Copy each line of the records that contains the word "title".

============================================================

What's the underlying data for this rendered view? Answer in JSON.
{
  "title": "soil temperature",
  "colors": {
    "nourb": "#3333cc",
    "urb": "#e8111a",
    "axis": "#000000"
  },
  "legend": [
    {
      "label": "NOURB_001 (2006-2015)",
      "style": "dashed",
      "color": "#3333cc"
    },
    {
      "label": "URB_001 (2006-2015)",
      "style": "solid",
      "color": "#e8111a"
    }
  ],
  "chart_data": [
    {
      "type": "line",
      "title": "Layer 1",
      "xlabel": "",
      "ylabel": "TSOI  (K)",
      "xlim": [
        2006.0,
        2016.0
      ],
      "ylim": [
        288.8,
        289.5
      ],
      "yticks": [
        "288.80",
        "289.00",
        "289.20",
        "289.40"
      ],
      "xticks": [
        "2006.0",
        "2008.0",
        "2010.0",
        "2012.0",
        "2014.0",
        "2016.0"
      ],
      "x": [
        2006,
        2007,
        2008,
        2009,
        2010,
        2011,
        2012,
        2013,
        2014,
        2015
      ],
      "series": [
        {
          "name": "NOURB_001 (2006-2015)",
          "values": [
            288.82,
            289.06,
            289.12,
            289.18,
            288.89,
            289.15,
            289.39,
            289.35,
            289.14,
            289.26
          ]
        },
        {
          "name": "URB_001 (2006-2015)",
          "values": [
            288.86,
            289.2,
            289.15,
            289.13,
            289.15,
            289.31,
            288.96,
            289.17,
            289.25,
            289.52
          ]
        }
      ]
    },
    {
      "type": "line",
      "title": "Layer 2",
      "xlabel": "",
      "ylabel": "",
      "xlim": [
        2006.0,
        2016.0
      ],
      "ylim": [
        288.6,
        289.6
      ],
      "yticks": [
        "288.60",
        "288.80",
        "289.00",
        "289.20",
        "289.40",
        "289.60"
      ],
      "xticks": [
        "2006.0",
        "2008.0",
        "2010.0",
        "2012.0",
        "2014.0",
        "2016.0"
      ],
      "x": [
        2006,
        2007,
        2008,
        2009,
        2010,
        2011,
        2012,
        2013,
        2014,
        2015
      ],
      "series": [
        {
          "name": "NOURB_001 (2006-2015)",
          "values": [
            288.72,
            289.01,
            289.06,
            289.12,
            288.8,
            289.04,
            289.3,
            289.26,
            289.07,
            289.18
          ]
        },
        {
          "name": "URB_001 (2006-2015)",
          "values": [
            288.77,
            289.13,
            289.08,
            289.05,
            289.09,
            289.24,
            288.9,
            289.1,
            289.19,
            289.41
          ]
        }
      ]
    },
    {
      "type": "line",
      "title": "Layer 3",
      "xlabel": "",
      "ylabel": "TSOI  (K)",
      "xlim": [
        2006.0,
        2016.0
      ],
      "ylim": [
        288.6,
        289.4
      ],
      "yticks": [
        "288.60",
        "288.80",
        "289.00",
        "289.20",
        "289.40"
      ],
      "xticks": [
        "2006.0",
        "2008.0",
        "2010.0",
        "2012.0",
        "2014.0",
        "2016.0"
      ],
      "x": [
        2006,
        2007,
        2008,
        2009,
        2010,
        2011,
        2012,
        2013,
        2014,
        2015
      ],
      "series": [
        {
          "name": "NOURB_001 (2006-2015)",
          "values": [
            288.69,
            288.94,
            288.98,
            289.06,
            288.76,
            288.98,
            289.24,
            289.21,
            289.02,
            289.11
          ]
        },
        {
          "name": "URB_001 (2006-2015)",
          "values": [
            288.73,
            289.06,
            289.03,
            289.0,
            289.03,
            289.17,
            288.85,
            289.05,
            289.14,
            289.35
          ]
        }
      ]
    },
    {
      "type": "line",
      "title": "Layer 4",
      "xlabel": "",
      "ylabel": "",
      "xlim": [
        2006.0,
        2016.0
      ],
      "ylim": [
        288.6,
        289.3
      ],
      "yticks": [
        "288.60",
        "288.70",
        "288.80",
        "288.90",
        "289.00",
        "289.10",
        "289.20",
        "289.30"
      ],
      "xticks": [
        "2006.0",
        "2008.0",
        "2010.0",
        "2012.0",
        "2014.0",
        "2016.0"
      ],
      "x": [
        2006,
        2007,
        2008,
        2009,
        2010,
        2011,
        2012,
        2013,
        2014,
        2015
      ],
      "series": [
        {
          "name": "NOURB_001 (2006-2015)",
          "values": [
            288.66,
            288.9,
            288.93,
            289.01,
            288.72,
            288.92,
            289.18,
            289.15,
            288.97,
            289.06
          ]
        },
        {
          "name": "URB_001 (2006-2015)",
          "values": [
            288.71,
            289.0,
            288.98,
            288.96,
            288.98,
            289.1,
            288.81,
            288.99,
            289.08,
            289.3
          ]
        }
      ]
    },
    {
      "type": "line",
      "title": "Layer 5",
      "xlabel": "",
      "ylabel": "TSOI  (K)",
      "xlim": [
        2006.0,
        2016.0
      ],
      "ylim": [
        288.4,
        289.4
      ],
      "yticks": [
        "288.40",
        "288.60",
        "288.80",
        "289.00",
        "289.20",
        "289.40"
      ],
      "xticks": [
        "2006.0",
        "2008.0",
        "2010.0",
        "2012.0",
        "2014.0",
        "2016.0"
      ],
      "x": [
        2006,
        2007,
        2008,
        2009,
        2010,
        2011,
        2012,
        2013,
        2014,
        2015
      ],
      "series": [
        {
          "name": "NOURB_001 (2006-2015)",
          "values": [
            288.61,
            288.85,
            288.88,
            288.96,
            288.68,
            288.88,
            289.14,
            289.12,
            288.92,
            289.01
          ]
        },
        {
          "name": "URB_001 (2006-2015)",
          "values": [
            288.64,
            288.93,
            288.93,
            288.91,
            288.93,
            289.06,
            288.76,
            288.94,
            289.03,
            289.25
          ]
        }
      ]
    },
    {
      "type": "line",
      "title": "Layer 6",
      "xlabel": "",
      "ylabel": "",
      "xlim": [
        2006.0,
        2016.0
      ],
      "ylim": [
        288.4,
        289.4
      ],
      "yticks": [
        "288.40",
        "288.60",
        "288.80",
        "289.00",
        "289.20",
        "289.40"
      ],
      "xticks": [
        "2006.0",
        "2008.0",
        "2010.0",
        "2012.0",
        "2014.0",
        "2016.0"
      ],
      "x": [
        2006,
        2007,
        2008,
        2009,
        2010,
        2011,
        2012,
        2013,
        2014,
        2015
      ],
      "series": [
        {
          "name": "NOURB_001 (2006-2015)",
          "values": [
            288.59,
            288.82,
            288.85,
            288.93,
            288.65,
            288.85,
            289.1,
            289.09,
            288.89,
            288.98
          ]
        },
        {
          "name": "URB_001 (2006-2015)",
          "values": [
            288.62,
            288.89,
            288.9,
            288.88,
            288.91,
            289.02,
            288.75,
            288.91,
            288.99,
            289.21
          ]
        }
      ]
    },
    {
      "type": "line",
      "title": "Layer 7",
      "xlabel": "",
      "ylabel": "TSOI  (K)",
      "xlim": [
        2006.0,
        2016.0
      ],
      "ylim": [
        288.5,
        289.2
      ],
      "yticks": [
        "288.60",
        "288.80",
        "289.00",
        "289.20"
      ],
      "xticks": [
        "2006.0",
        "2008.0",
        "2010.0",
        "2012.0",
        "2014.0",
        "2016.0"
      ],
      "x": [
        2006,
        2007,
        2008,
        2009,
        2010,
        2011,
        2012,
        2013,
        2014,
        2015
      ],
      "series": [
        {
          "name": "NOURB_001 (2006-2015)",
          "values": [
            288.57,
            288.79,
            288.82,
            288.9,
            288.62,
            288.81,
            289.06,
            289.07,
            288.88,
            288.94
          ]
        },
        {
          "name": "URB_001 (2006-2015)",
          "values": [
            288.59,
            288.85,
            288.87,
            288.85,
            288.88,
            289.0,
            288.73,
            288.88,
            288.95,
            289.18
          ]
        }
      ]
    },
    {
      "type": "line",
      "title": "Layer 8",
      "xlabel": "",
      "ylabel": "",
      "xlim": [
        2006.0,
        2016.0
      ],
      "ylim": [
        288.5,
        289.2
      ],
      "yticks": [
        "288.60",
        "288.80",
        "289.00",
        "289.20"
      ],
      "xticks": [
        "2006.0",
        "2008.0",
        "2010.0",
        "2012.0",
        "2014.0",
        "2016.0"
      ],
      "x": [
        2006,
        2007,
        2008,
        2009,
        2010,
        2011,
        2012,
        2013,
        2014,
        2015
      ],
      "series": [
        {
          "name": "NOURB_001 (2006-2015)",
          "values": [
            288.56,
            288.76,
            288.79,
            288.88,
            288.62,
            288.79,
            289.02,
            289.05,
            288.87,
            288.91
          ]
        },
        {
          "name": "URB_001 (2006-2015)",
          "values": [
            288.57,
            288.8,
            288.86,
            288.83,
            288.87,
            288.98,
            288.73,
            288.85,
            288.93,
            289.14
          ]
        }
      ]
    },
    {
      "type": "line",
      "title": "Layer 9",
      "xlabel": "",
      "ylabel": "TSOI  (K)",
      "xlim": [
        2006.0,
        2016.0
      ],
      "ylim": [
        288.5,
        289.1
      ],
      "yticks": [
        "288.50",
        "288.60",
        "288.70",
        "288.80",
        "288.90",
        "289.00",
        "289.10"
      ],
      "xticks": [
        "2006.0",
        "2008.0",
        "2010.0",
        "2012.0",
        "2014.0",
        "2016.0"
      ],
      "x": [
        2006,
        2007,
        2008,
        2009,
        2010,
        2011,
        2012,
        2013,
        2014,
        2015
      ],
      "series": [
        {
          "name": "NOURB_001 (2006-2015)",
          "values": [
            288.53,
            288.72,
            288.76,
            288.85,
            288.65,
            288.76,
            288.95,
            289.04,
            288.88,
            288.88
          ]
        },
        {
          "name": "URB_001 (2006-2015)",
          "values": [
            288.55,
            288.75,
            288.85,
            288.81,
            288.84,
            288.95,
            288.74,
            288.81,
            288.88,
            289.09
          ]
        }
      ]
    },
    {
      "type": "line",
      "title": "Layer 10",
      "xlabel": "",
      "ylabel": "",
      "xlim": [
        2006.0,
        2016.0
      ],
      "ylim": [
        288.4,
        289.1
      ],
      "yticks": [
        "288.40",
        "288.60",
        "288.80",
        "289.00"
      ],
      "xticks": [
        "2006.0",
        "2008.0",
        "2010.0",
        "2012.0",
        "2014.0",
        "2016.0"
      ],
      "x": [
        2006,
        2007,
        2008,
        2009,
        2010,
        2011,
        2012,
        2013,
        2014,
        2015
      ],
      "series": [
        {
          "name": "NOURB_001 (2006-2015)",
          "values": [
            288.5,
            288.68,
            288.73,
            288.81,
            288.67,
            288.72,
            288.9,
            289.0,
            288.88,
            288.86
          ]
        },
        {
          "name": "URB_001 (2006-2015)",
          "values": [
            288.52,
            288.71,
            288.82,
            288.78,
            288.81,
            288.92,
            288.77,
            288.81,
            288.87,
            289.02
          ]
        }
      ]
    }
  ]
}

============================================================

● **SOLUTION TO THE EXERCISE**
  "title": "soil temperature",
      "title": "Layer 1",
      "title": "Layer 2",
      "title": "Layer 3",
      "title": "Layer 4",
      "title": "Layer 5",
      "title": "Layer 6",
      "title": "Layer 7",
      "title": "Layer 8",
      "title": "Layer 9",
      "title": "Layer 10",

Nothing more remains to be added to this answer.